YOUR INSTRUCTIONS: Write out every line below that includes the word "MILES".

Records from a collection:

>> start

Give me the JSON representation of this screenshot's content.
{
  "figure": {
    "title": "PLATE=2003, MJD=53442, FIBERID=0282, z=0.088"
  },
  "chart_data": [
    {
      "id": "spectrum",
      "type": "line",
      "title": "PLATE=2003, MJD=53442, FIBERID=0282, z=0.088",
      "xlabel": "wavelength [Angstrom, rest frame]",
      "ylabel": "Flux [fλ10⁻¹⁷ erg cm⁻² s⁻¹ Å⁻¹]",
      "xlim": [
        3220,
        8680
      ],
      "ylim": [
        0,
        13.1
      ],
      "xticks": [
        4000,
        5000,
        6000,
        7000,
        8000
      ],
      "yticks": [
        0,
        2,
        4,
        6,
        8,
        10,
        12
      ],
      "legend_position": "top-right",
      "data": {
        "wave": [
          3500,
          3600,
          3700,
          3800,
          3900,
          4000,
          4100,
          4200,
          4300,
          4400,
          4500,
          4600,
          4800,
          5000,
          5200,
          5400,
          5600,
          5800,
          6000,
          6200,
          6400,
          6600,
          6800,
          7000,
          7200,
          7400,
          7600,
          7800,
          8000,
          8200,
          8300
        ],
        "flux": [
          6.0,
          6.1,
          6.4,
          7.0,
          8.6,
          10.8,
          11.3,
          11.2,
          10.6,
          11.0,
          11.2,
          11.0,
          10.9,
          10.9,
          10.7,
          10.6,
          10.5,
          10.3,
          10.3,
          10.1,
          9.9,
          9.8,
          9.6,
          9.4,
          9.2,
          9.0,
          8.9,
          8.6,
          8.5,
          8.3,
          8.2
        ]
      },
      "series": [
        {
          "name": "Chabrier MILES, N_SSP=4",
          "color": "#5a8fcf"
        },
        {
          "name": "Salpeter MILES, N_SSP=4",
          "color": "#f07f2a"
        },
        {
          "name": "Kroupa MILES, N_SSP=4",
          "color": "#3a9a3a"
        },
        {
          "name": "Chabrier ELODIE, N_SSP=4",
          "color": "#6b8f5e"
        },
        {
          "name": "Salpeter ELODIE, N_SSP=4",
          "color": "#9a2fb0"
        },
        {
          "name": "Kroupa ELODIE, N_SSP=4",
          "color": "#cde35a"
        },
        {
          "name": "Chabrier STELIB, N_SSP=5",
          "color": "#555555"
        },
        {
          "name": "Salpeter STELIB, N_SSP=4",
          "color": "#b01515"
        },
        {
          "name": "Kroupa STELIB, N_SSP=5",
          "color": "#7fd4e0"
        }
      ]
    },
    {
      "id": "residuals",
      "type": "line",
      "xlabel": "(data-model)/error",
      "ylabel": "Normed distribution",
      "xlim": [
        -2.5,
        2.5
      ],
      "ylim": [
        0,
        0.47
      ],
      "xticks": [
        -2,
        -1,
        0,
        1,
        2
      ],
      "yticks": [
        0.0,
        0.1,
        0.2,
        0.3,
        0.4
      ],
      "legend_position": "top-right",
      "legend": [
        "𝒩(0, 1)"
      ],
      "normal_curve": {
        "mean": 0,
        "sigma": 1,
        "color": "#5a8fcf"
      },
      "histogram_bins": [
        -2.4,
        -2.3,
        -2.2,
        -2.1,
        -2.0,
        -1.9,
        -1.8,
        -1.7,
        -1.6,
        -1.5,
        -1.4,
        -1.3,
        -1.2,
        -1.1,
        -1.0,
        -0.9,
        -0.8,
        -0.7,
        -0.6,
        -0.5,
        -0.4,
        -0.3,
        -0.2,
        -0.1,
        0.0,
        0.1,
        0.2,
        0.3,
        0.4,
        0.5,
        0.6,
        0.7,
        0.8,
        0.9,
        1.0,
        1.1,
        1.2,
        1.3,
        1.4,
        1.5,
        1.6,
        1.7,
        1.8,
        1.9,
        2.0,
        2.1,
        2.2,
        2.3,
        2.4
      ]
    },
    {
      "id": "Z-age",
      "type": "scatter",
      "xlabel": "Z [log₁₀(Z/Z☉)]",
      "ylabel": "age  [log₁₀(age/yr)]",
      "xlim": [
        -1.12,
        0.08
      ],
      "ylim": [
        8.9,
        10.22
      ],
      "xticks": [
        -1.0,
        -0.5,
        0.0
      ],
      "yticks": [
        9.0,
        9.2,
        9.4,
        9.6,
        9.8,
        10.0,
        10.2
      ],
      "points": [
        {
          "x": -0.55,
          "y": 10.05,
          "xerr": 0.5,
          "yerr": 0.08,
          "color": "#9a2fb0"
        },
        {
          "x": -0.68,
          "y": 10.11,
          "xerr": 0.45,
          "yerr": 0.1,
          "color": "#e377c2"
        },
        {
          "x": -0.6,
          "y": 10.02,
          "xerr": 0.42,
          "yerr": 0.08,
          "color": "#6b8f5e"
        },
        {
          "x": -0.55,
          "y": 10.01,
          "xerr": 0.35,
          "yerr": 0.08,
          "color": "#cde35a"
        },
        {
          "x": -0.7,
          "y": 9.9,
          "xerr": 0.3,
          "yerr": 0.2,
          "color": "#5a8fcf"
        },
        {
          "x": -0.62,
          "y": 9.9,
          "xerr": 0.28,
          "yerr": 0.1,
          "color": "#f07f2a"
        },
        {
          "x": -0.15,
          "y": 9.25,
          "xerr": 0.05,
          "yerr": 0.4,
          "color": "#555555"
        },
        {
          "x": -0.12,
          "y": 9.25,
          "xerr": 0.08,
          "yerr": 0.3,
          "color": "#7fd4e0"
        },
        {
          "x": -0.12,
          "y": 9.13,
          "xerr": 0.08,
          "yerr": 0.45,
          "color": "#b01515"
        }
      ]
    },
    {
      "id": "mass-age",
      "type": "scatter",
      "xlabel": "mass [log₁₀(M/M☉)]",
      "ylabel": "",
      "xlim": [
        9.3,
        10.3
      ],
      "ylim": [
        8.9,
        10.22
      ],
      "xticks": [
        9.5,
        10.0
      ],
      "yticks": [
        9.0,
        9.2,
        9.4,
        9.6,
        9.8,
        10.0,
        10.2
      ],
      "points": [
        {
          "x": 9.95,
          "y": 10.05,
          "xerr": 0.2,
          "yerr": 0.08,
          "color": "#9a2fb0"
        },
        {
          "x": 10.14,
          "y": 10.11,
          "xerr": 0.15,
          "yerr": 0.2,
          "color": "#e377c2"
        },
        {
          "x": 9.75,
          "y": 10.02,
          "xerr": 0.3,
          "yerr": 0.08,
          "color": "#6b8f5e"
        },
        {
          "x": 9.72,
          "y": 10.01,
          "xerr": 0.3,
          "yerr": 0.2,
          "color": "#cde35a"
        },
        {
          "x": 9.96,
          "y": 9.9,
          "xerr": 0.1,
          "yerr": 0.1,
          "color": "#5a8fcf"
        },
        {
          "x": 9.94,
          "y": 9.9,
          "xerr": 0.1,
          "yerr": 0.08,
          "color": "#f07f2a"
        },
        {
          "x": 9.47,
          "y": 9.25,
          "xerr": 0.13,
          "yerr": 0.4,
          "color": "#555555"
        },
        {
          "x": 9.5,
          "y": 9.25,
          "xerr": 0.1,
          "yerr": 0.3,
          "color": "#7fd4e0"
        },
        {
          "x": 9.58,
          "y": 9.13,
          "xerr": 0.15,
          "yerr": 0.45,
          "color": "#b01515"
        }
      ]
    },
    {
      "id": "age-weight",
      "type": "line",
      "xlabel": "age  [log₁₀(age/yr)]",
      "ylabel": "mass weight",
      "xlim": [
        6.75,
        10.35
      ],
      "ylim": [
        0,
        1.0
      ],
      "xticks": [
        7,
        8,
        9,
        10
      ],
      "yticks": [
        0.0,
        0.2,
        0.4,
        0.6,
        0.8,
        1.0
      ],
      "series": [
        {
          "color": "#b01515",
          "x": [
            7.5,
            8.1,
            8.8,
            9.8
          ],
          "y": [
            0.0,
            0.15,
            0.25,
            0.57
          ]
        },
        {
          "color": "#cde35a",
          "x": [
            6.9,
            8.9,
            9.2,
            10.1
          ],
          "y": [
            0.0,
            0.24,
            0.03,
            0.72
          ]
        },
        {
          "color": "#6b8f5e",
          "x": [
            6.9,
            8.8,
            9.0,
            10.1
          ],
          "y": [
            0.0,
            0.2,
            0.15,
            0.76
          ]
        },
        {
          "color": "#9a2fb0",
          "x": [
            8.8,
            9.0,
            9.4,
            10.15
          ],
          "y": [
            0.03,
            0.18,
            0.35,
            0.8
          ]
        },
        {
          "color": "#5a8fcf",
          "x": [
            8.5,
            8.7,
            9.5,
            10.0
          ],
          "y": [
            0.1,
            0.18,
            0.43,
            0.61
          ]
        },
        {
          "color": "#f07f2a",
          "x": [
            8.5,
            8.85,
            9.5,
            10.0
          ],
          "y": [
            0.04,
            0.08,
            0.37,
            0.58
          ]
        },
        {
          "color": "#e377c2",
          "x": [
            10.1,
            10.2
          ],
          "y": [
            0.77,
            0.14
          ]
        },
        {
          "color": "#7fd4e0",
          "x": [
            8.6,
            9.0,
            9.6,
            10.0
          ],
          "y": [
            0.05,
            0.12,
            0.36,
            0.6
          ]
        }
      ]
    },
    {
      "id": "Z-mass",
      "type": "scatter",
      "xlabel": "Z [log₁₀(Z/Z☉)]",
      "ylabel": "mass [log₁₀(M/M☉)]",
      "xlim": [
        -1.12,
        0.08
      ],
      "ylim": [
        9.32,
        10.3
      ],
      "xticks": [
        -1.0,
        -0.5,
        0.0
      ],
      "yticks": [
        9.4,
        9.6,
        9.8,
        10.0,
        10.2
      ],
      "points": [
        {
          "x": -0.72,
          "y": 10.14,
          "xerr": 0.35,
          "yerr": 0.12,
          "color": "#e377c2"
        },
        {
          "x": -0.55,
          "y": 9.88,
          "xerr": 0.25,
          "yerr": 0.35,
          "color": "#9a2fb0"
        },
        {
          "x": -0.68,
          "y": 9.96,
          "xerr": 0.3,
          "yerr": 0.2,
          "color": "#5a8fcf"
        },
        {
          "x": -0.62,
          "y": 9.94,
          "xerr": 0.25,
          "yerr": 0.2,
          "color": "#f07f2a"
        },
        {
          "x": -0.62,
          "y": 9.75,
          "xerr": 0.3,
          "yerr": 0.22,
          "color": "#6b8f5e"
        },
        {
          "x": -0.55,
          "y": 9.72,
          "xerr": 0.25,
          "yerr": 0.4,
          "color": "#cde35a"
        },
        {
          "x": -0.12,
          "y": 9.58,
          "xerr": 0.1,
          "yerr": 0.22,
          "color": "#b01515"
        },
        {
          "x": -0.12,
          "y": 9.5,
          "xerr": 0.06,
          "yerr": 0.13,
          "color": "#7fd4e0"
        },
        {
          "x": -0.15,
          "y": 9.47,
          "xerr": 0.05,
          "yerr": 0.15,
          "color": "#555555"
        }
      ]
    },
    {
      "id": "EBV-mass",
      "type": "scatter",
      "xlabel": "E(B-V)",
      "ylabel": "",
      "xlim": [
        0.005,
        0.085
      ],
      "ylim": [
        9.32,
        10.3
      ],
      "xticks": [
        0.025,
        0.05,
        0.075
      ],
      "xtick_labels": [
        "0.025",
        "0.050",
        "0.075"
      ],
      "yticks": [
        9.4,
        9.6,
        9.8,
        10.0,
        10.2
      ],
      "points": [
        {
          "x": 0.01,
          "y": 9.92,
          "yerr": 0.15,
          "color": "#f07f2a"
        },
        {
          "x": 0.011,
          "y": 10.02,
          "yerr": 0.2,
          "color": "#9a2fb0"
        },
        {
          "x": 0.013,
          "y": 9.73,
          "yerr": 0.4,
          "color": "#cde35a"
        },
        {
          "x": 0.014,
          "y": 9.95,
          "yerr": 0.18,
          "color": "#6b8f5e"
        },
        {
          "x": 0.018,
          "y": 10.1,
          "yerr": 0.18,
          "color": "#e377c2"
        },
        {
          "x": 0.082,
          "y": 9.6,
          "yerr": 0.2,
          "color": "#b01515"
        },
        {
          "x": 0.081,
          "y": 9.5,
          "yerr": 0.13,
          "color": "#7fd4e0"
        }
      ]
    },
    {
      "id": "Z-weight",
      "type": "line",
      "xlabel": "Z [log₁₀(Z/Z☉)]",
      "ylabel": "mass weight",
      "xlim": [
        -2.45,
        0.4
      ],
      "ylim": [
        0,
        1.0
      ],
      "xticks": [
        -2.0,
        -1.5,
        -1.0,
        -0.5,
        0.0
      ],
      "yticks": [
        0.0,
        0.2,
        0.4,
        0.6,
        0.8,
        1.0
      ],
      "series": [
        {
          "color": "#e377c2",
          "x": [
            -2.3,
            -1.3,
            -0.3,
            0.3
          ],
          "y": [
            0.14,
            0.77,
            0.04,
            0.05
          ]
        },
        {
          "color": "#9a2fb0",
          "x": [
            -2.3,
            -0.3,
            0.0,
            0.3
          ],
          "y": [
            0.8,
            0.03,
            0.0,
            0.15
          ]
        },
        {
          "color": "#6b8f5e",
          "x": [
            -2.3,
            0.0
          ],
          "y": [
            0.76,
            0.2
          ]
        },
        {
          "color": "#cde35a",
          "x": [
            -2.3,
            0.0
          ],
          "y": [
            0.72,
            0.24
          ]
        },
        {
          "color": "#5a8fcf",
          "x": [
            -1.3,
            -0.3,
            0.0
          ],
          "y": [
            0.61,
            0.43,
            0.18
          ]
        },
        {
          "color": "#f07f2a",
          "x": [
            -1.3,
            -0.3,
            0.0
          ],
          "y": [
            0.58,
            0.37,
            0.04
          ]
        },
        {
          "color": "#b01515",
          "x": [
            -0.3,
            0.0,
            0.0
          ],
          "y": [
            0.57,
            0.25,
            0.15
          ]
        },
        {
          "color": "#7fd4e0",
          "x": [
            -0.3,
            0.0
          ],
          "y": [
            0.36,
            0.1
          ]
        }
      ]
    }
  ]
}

>> end
>> start

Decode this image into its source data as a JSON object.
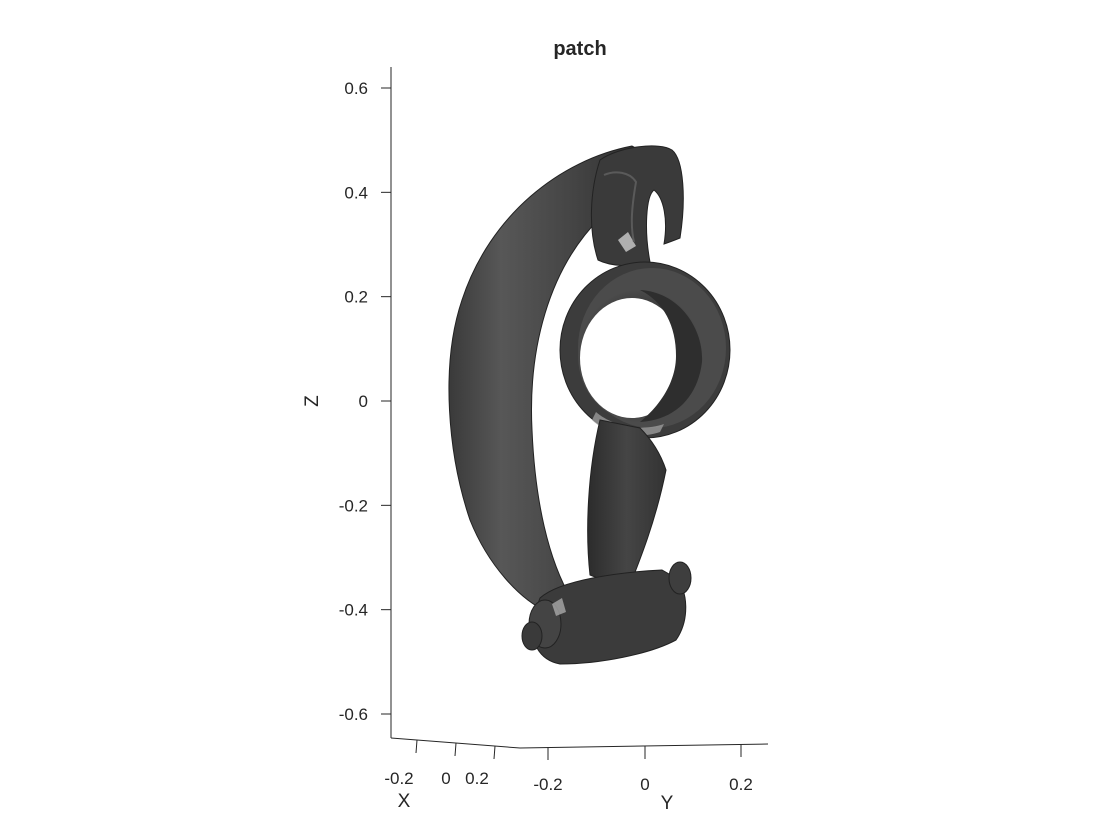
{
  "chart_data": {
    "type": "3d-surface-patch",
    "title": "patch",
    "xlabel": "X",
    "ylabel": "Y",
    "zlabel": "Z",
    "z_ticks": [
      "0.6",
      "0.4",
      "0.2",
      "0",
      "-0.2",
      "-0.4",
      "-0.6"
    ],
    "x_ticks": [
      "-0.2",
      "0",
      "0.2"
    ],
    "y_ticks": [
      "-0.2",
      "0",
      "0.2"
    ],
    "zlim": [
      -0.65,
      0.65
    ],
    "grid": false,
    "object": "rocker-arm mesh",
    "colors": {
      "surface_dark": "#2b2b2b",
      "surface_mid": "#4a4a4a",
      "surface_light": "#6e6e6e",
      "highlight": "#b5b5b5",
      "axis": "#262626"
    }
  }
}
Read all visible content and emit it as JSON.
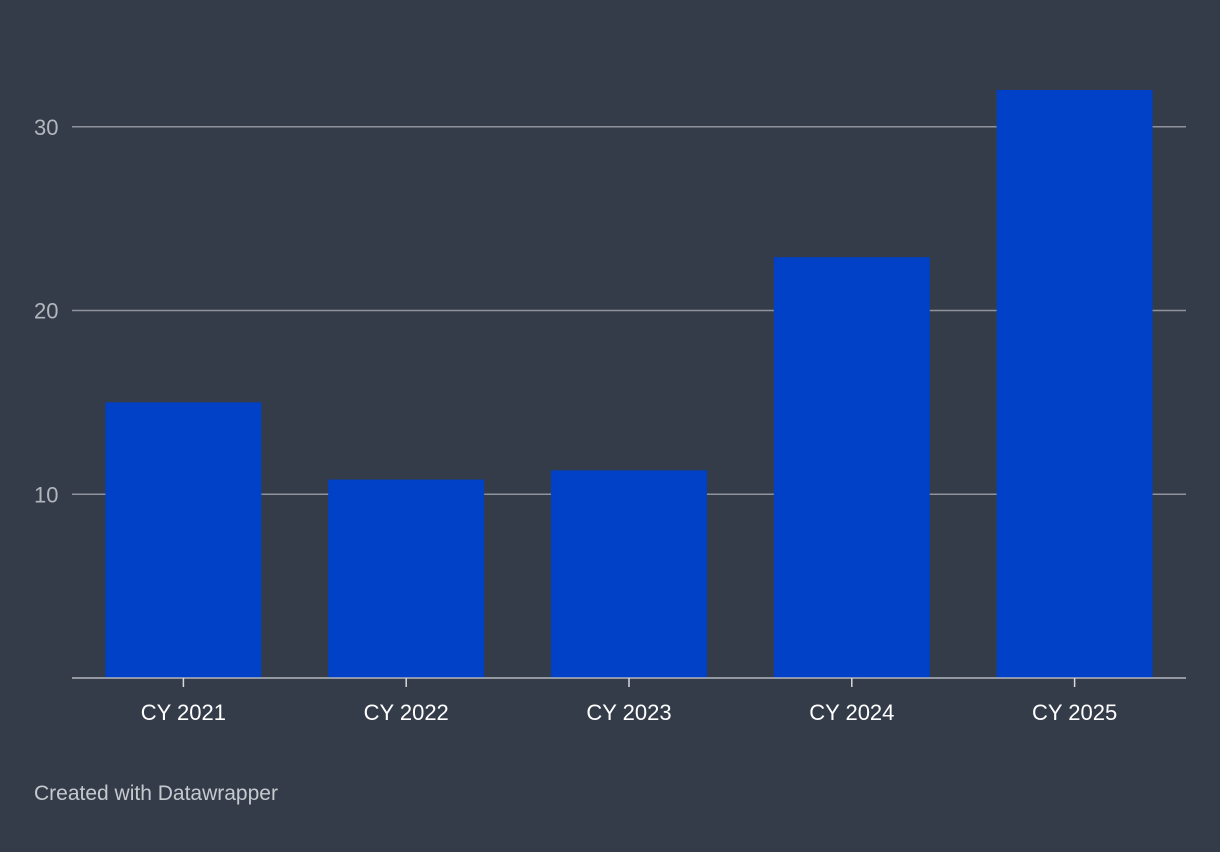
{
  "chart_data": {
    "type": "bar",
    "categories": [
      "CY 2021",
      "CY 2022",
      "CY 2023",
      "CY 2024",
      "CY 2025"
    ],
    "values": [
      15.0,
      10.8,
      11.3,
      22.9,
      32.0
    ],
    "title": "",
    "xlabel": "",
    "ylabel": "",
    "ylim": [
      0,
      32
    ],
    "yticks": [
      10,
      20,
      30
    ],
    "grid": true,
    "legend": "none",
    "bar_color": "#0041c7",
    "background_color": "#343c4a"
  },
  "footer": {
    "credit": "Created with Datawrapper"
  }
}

>> end
>> start

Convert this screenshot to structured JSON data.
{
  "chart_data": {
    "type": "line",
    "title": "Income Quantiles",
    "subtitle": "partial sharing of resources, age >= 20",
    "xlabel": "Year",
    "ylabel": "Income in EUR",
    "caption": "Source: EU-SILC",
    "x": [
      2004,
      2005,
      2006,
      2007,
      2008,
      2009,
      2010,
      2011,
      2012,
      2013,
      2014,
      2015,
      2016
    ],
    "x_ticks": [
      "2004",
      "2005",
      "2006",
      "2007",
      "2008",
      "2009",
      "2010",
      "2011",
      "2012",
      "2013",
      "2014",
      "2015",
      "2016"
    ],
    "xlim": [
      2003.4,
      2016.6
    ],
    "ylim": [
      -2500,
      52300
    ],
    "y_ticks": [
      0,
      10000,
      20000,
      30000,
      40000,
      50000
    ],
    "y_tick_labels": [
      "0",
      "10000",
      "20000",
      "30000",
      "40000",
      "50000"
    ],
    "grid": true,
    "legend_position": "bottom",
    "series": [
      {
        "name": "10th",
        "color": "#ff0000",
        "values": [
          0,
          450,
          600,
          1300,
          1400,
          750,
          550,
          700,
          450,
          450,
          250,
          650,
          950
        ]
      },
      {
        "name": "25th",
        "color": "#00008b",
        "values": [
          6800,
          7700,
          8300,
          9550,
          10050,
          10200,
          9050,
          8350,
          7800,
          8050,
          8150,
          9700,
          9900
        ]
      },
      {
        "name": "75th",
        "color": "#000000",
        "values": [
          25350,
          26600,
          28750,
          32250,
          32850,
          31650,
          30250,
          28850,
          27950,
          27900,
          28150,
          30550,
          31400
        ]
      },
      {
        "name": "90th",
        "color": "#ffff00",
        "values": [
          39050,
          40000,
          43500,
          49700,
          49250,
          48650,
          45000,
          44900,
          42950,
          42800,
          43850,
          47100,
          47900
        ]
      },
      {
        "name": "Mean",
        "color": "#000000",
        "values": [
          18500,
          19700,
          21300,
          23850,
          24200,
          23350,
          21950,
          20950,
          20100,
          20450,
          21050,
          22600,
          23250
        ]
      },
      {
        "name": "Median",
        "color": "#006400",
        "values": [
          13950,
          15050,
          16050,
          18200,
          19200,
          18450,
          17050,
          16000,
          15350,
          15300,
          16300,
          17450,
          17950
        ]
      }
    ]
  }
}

>> end

EXERCISE RESPONSE:
          "name": "Chabrier MILES, N_SSP=4",
          "name": "Salpeter MILES, N_SSP=4",
          "name": "Kroupa MILES, N_SSP=4",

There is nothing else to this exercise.